> [Given task]: Omit the pictures and output every entry below exactly as written.

-- begin --

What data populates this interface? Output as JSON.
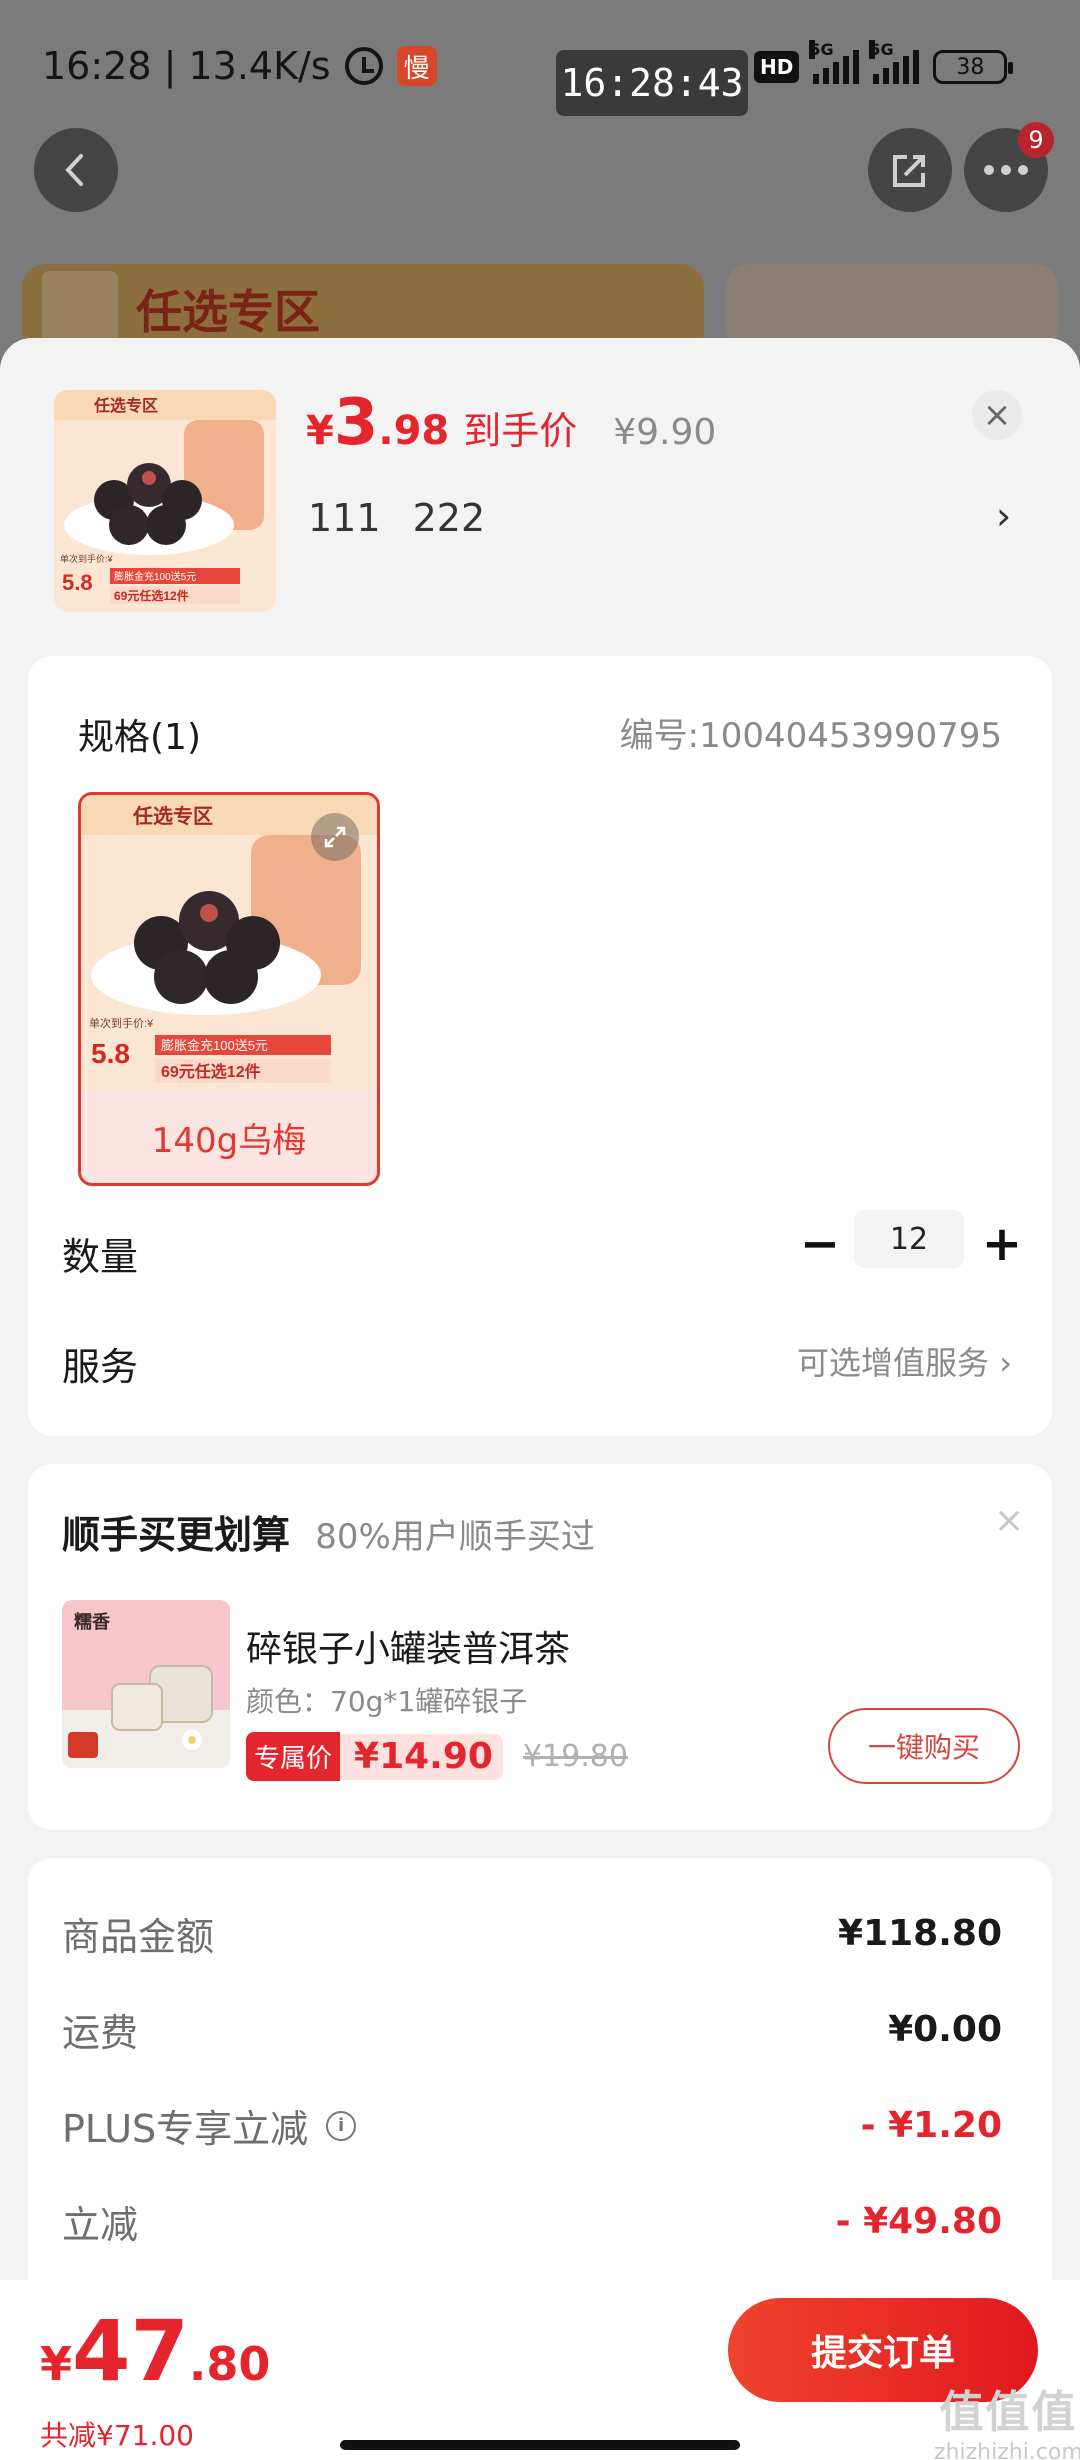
{
  "status_bar": {
    "time_speed": "16:28 | 13.4K/s",
    "slow_badge": "慢",
    "clock_overlay": "16:28:43",
    "hd": "HD",
    "net1": "5G",
    "net2": "5G",
    "battery": "38"
  },
  "background": {
    "banner_text": "任选专区",
    "notification_count": "9",
    "back_icon": "chevron-left",
    "share_icon": "share",
    "more_icon": "ellipsis"
  },
  "product": {
    "price_yen": "¥",
    "price_int": "3",
    "price_dec": ".98",
    "price_label": "到手价",
    "orig_price": "¥9.90",
    "attrs": "111 222",
    "close_icon": "×",
    "chevron": "›",
    "thumb_texts": {
      "zone": "任选专区",
      "price_prefix": "单次到手价:¥",
      "price": "5.8",
      "promo1": "膨胀金充100送5元",
      "promo2": "69元任选12件"
    }
  },
  "spec": {
    "title": "规格(1)",
    "sku_no": "编号:10040453990795",
    "option_label": "140g乌梅",
    "expand_icon": "expand"
  },
  "quantity": {
    "label": "数量",
    "minus": "−",
    "plus": "+",
    "value": "12"
  },
  "service": {
    "label": "服务",
    "value": "可选增值服务 ›"
  },
  "upsell": {
    "title": "顺手买更划算",
    "subtitle": "80%用户顺手买过",
    "close": "×",
    "name": "碎银子小罐装普洱茶",
    "color": "颜色：70g*1罐碎银子",
    "tag": "专属价",
    "price": "¥14.90",
    "orig_price": "¥19.80",
    "buy_button": "一键购买",
    "thumb_text": "糯香"
  },
  "summary": {
    "rows": [
      {
        "label": "商品金额",
        "value": "¥118.80"
      },
      {
        "label": "运费",
        "value": "¥0.00"
      },
      {
        "label": "PLUS专享立减",
        "value": "- ¥1.20"
      },
      {
        "label": "立减",
        "value": "- ¥49.80"
      }
    ]
  },
  "bottom": {
    "total_yen": "¥",
    "total_int": "47",
    "total_dec": ".80",
    "saved": "共减¥71.00",
    "submit": "提交订单",
    "watermark_top": "值值值",
    "watermark_bottom": "zhizhizhi.com"
  },
  "colors": {
    "accent_red": "#e4252d",
    "overlay_gray": "#7b7b7b",
    "sheet_bg": "#f3f3f3"
  }
}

-- end --

> [Answer to this exercise]:
What data populates this interface? Output as JSON.
{
  "status_bar": {
    "time_speed": "16:28 | 13.4K/s",
    "slow_badge": "慢",
    "clock_overlay": "16:28:43",
    "hd": "HD",
    "net1": "5G",
    "net2": "5G",
    "battery": "38"
  },
  "background": {
    "banner_text": "任选专区",
    "notification_count": "9",
    "back_icon": "chevron-left",
    "share_icon": "share",
    "more_icon": "ellipsis"
  },
  "product": {
    "price_yen": "¥",
    "price_int": "3",
    "price_dec": ".98",
    "price_label": "到手价",
    "orig_price": "¥9.90",
    "attrs": "111 222",
    "close_icon": "×",
    "chevron": "›",
    "thumb_texts": {
      "zone": "任选专区",
      "price_prefix": "单次到手价:¥",
      "price": "5.8",
      "promo1": "膨胀金充100送5元",
      "promo2": "69元任选12件"
    }
  },
  "spec": {
    "title": "规格(1)",
    "sku_no": "编号:10040453990795",
    "option_label": "140g乌梅",
    "expand_icon": "expand"
  },
  "quantity": {
    "label": "数量",
    "minus": "−",
    "plus": "+",
    "value": "12"
  },
  "service": {
    "label": "服务",
    "value": "可选增值服务 ›"
  },
  "upsell": {
    "title": "顺手买更划算",
    "subtitle": "80%用户顺手买过",
    "close": "×",
    "name": "碎银子小罐装普洱茶",
    "color": "颜色：70g*1罐碎银子",
    "tag": "专属价",
    "price": "¥14.90",
    "orig_price": "¥19.80",
    "buy_button": "一键购买",
    "thumb_text": "糯香"
  },
  "summary": {
    "rows": [
      {
        "label": "商品金额",
        "value": "¥118.80"
      },
      {
        "label": "运费",
        "value": "¥0.00"
      },
      {
        "label": "PLUS专享立减",
        "value": "- ¥1.20"
      },
      {
        "label": "立减",
        "value": "- ¥49.80"
      }
    ]
  },
  "bottom": {
    "total_yen": "¥",
    "total_int": "47",
    "total_dec": ".80",
    "saved": "共减¥71.00",
    "submit": "提交订单",
    "watermark_top": "值值值",
    "watermark_bottom": "zhizhizhi.com"
  },
  "colors": {
    "accent_red": "#e4252d",
    "overlay_gray": "#7b7b7b",
    "sheet_bg": "#f3f3f3"
  }
}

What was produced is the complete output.